— Start of RECORDS FOR THE TASK —

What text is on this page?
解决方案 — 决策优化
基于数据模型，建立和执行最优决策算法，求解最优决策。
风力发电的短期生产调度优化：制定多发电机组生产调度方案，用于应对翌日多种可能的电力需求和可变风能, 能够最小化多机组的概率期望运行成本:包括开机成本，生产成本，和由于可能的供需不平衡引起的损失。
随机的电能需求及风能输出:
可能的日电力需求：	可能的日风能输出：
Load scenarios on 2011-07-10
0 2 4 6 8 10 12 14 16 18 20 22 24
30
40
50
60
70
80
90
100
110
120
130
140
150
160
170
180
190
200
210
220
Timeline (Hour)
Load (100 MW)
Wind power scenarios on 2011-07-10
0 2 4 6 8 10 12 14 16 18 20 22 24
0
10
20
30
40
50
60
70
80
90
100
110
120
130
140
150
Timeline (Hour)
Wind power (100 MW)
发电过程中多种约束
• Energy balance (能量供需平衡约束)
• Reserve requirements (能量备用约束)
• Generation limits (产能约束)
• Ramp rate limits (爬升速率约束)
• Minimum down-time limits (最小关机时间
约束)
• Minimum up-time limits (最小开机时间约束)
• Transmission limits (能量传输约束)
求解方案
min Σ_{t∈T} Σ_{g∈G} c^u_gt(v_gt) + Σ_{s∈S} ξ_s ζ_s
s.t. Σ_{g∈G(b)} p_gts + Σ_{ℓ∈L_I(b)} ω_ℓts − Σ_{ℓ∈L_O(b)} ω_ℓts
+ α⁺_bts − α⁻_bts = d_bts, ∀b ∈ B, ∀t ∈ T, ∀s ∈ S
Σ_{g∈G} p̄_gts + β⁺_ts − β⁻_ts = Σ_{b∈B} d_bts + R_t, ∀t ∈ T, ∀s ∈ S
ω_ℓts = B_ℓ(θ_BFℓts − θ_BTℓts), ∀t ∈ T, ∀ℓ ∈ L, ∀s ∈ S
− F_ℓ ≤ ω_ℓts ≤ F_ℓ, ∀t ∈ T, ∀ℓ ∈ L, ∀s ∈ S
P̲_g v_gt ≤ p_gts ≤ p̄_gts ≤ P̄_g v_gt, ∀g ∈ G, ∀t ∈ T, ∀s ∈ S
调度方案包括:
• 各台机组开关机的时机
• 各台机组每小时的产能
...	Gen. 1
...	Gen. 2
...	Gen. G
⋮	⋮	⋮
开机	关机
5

— End of RECORDS FOR THE TASK —

- _WHAT YOU NEED TO DO_
Identify each line in the entries with the word "Minimum" and copy it.

- _THE REPLY_
• Minimum down-time limits (最小关机时间
• Minimum up-time limits (最小开机时间约束)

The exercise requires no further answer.